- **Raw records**
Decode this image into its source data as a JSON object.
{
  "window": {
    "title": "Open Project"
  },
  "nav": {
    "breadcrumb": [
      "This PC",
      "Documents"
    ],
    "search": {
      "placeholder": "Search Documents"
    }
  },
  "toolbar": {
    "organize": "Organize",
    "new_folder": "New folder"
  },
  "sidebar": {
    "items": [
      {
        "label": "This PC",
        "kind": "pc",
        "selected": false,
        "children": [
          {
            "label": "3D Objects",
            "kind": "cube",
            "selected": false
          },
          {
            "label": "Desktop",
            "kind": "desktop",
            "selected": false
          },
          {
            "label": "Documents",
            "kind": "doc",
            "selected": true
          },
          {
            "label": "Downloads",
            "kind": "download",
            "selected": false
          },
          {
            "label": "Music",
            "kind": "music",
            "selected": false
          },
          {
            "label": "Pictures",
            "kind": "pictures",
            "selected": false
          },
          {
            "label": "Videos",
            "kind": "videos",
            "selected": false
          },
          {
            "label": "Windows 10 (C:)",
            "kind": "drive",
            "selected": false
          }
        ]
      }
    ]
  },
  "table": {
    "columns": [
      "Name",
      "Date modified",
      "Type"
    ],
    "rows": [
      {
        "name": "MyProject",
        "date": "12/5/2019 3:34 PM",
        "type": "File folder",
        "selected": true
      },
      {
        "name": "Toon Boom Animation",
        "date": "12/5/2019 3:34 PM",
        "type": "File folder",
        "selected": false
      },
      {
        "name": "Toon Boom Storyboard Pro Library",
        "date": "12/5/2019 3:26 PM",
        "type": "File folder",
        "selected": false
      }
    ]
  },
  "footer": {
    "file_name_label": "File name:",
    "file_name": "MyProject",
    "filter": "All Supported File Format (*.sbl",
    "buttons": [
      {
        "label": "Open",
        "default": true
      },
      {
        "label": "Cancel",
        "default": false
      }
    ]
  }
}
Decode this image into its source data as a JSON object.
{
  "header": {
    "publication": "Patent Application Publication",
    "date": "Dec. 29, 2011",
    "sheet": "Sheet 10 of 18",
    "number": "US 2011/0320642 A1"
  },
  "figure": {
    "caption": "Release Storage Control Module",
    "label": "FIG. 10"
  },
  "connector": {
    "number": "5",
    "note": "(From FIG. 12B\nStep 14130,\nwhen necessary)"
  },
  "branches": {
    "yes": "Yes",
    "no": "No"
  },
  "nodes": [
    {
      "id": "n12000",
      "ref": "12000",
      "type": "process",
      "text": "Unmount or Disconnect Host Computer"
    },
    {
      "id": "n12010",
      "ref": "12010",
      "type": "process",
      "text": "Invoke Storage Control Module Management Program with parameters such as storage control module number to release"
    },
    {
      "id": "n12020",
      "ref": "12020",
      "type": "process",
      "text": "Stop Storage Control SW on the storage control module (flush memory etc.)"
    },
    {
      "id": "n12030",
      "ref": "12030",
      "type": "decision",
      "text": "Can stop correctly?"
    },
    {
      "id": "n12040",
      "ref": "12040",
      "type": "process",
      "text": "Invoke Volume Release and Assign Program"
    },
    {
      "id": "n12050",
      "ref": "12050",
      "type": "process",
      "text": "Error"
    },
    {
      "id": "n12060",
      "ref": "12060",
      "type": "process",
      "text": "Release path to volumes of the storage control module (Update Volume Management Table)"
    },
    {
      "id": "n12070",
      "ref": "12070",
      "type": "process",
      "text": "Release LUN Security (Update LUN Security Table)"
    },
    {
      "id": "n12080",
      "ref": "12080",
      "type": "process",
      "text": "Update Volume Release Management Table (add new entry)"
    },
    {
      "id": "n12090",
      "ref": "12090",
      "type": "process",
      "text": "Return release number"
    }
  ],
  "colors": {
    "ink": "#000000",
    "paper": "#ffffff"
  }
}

- **INSTRUCTIONS FOR THE TASK**
Please restate the data word for word, every record included.

- **OUTPUT FOR THIS EXERCISE**
Decode this image into its source data as a JSON object.
{
  "window": {
    "title": "Open Project"
  },
  "nav": {
    "breadcrumb": [
      "This PC",
      "Documents"
    ],
    "search": {
      "placeholder": "Search Documents"
    }
  },
  "toolbar": {
    "organize": "Organize",
    "new_folder": "New folder"
  },
  "sidebar": {
    "items": [
      {
        "label": "This PC",
        "kind": "pc",
        "selected": false,
        "children": [
          {
            "label": "3D Objects",
            "kind": "cube",
            "selected": false
          },
          {
            "label": "Desktop",
            "kind": "desktop",
            "selected": false
          },
          {
            "label": "Documents",
            "kind": "doc",
            "selected": true
          },
          {
            "label": "Downloads",
            "kind": "download",
            "selected": false
          },
          {
            "label": "Music",
            "kind": "music",
            "selected": false
          },
          {
            "label": "Pictures",
            "kind": "pictures",
            "selected": false
          },
          {
            "label": "Videos",
            "kind": "videos",
            "selected": false
          },
          {
            "label": "Windows 10 (C:)",
            "kind": "drive",
            "selected": false
          }
        ]
      }
    ]
  },
  "table": {
    "columns": [
      "Name",
      "Date modified",
      "Type"
    ],
    "rows": [
      {
        "name": "MyProject",
        "date": "12/5/2019 3:34 PM",
        "type": "File folder",
        "selected": true
      },
      {
        "name": "Toon Boom Animation",
        "date": "12/5/2019 3:34 PM",
        "type": "File folder",
        "selected": false
      },
      {
        "name": "Toon Boom Storyboard Pro Library",
        "date": "12/5/2019 3:26 PM",
        "type": "File folder",
        "selected": false
      }
    ]
  },
  "footer": {
    "file_name_label": "File name:",
    "file_name": "MyProject",
    "filter": "All Supported File Format (*.sbl",
    "buttons": [
      {
        "label": "Open",
        "default": true
      },
      {
        "label": "Cancel",
        "default": false
      }
    ]
  }
}
Decode this image into its source data as a JSON object.
{
  "header": {
    "publication": "Patent Application Publication",
    "date": "Dec. 29, 2011",
    "sheet": "Sheet 10 of 18",
    "number": "US 2011/0320642 A1"
  },
  "figure": {
    "caption": "Release Storage Control Module",
    "label": "FIG. 10"
  },
  "connector": {
    "number": "5",
    "note": "(From FIG. 12B\nStep 14130,\nwhen necessary)"
  },
  "branches": {
    "yes": "Yes",
    "no": "No"
  },
  "nodes": [
    {
      "id": "n12000",
      "ref": "12000",
      "type": "process",
      "text": "Unmount or Disconnect Host Computer"
    },
    {
      "id": "n12010",
      "ref": "12010",
      "type": "process",
      "text": "Invoke Storage Control Module Management Program with parameters such as storage control module number to release"
    },
    {
      "id": "n12020",
      "ref": "12020",
      "type": "process",
      "text": "Stop Storage Control SW on the storage control module (flush memory etc.)"
    },
    {
      "id": "n12030",
      "ref": "12030",
      "type": "decision",
      "text": "Can stop correctly?"
    },
    {
      "id": "n12040",
      "ref": "12040",
      "type": "process",
      "text": "Invoke Volume Release and Assign Program"
    },
    {
      "id": "n12050",
      "ref": "12050",
      "type": "process",
      "text": "Error"
    },
    {
      "id": "n12060",
      "ref": "12060",
      "type": "process",
      "text": "Release path to volumes of the storage control module (Update Volume Management Table)"
    },
    {
      "id": "n12070",
      "ref": "12070",
      "type": "process",
      "text": "Release LUN Security (Update LUN Security Table)"
    },
    {
      "id": "n12080",
      "ref": "12080",
      "type": "process",
      "text": "Update Volume Release Management Table (add new entry)"
    },
    {
      "id": "n12090",
      "ref": "12090",
      "type": "process",
      "text": "Return release number"
    }
  ],
  "colors": {
    "ink": "#000000",
    "paper": "#ffffff"
  }
}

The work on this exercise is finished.